◆ **DIRECTIONS**: Lines containing the word "image" are the ones to copy from the records below.

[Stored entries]
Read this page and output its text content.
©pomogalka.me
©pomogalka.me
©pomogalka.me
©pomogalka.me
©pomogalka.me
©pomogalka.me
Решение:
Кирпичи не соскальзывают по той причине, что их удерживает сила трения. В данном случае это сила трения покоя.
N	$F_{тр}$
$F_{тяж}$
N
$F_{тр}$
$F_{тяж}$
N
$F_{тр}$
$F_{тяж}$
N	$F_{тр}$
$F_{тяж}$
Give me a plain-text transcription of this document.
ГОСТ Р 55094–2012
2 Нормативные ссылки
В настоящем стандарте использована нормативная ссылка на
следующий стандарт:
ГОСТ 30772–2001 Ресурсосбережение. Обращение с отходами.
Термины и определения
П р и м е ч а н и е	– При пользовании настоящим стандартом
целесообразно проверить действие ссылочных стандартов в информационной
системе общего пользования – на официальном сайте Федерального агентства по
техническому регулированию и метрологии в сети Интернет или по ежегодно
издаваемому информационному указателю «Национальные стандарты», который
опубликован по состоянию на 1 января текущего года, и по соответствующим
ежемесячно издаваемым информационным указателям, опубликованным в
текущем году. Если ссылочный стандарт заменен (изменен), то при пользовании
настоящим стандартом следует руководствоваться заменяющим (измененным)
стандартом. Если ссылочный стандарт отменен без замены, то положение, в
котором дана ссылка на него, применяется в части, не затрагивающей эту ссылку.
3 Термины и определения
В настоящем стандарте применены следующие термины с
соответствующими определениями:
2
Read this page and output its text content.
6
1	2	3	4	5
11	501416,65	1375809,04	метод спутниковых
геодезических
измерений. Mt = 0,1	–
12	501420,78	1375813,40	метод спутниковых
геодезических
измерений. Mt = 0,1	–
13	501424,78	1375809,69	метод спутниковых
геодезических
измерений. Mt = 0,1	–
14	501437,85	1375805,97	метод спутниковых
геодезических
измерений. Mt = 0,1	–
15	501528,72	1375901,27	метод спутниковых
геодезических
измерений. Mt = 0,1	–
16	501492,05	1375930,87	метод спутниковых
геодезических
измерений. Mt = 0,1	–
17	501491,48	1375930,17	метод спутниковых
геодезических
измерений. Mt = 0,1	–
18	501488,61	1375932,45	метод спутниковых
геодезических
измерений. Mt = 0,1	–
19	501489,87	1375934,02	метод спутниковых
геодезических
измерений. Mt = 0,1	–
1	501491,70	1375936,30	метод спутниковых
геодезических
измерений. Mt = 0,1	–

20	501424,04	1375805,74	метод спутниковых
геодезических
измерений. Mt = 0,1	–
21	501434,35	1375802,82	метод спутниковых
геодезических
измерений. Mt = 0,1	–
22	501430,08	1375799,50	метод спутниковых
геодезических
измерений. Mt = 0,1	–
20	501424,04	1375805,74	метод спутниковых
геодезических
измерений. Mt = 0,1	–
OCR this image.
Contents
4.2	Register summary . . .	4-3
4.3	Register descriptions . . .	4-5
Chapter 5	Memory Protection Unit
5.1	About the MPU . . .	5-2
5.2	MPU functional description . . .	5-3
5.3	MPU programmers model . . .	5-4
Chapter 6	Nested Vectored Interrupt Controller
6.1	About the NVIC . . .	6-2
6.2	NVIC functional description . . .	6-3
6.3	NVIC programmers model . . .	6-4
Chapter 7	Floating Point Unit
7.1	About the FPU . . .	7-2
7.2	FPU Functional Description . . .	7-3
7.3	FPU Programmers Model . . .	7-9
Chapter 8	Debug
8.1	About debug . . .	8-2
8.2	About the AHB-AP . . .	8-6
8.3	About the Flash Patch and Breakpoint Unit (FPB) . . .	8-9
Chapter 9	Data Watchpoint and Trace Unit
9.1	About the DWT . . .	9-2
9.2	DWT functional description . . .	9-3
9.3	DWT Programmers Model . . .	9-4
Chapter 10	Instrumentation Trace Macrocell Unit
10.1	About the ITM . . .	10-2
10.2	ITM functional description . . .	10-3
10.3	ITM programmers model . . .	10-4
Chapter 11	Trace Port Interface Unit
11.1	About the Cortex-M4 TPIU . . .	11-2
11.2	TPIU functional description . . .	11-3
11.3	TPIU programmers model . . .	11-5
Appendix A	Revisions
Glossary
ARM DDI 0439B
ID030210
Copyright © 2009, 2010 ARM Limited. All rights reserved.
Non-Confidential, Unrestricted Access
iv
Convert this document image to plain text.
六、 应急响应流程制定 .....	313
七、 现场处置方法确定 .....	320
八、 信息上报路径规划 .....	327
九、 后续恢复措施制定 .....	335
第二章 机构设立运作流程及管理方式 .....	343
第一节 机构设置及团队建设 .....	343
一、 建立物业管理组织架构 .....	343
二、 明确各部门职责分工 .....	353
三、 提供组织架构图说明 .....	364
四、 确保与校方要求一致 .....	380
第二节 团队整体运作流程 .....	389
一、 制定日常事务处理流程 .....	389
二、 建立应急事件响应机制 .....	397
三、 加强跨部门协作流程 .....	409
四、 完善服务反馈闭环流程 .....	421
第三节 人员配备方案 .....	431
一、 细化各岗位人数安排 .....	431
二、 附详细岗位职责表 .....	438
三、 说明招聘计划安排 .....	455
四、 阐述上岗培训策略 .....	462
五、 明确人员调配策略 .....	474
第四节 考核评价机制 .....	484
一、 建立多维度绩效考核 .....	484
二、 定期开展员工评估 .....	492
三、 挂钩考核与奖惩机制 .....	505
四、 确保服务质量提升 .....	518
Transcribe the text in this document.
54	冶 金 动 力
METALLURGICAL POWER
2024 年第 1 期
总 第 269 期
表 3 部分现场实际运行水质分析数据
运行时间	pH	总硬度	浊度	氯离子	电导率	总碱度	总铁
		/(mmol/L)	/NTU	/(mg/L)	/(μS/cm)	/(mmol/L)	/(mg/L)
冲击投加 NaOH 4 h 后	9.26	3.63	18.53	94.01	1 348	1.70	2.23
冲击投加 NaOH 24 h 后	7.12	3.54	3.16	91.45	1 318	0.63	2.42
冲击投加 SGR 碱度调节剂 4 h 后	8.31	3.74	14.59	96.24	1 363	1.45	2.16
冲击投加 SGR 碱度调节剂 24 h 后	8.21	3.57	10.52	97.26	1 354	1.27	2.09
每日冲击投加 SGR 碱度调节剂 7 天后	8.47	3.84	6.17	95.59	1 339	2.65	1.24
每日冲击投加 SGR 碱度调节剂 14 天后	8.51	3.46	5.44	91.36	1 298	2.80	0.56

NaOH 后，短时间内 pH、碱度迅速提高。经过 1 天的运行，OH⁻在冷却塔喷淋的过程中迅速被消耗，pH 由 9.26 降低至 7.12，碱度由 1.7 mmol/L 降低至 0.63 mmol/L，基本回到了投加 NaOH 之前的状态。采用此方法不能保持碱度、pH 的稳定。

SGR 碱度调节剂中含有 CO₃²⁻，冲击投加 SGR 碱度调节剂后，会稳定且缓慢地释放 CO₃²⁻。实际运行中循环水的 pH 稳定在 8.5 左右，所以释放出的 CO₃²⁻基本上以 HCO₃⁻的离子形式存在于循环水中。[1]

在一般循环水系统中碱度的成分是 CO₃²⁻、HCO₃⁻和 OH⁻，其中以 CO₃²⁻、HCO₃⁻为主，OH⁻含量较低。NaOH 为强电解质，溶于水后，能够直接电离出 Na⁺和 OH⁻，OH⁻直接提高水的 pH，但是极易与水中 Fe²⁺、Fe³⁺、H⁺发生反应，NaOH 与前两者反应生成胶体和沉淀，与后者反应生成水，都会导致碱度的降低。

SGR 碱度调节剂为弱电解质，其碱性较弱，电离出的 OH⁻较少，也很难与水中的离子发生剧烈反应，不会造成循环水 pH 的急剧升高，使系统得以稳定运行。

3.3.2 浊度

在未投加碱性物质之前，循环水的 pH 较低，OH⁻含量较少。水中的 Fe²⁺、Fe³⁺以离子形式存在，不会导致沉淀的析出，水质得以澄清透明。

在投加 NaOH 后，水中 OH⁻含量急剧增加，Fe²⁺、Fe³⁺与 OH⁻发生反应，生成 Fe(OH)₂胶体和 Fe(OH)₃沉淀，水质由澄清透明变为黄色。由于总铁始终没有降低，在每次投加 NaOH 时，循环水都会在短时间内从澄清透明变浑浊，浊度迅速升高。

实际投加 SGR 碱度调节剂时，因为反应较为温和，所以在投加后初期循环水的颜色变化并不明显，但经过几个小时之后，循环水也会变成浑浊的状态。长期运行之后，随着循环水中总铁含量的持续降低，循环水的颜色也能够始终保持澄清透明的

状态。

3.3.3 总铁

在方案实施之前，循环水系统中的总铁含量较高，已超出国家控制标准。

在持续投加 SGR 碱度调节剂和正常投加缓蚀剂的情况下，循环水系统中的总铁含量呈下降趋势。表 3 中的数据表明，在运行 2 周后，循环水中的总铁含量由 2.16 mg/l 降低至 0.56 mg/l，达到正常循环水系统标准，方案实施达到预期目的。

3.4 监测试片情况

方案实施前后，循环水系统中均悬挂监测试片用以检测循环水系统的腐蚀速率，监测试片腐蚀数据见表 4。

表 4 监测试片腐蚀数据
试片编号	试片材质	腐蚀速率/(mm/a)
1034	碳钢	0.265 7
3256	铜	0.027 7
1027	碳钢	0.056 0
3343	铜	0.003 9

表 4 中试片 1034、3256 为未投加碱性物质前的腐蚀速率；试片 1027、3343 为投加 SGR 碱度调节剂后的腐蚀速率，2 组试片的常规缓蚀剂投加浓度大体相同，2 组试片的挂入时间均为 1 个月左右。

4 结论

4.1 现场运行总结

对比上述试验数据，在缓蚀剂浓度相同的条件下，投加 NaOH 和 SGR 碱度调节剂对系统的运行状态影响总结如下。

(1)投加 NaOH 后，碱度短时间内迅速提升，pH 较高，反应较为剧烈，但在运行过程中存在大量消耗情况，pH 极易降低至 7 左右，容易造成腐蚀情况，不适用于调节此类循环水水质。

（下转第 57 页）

◆ **RESULT BELOW**:
OCR this image.
Convert this document image to plain text.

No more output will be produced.